My DC can also be a fussy eater, but nowhere near this so I'd definitely take the advice of other pp and investigate to see if there is something else going on.

In the meantime, can you take the stress out of mealtimes by giving him a plate with lots of plain easy options on it (totally separate from each other) that he can pick from? So offer a selection of cut up chicken, fish fingers, cheese, baked beans etc. (so there's a protein), together with some plain rice, pasta, potato, bread or crackers, plus 3-4 veggies or fruit like a small bit of carrot, sweetcorn, cucumber, apple, banana etc. No mixing of food or flavours as some children find this difficult to deal with. And then totally ignore what he chooses to eat from it.

Springspringhurrah · 29/01/2022 15:37

Sensory processing issues
Ask GP for referral to specialist Occupational therapist and/ or speech and language therapist, ideally where they work together.

Find out how long the waiting list is and if waiting list is really long, go private it won't be as much as you think and will be so helpful and supportive so quickly.

They will fully evaluate mouth , and swallowing function, sensory and emotional needs. You don't have to figure this out yourself.

For now just go with what he will eat. Potatoes are full of vitamin c, don't panic about chips. Give vitamin supplements. He's got to 3 he's be ok.
You can contact professional bodies for advice on finding a therapist privately. Royal society of occupational therapists, www.rcot.co.uk Royal society of SLT www.rcslt.org

Good luck! Things will get better.

■ EXERCISE INSTRUCTIONS:
Sum up the forum replies about a child who is a very fussy eater in three sentences. The lines that come next are separate material and not part of this text.

■ ENTRIES PROVIDED:
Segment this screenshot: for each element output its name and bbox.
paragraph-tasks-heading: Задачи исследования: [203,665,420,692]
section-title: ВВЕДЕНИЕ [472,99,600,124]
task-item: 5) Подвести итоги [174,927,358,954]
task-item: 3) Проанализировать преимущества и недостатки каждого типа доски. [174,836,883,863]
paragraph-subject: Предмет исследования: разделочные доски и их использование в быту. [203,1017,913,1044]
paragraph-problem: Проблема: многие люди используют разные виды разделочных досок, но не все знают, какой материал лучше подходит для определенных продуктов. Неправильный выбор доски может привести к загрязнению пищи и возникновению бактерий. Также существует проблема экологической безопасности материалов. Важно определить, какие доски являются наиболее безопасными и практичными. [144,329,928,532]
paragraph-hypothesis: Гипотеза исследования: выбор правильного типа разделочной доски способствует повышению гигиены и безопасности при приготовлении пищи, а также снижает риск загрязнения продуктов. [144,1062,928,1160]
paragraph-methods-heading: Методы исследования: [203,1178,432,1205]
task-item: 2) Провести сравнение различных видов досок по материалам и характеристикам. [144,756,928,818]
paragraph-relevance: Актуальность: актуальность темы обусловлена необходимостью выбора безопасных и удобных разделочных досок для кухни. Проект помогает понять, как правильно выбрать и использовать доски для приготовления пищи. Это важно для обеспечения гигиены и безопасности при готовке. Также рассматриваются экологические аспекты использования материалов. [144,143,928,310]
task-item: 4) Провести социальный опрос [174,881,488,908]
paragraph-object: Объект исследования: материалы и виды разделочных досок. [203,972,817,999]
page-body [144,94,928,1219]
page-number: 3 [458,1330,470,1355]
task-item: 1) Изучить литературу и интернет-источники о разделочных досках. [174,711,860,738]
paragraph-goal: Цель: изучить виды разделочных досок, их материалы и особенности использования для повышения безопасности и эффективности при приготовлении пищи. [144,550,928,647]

■ ANSWER BOX:
One reply advises checking whether something else is going on and, in the meantime, offering a plate of plain, separate options (a protein, a plain starch, and a few vegetables or fruit), then ignoring what he chooses. Another reply points to sensory processing issues and suggests asking the GP for a referral to a specialist occupational therapist and/or speech and language therapist, or going private if the waiting list is long, so his mouth, swallowing, sensory and emotional needs can be evaluated. Until then, it says to go with what he will eat and give vitamin supplements, and it notes that professional bodies can give advice on finding a therapist privately.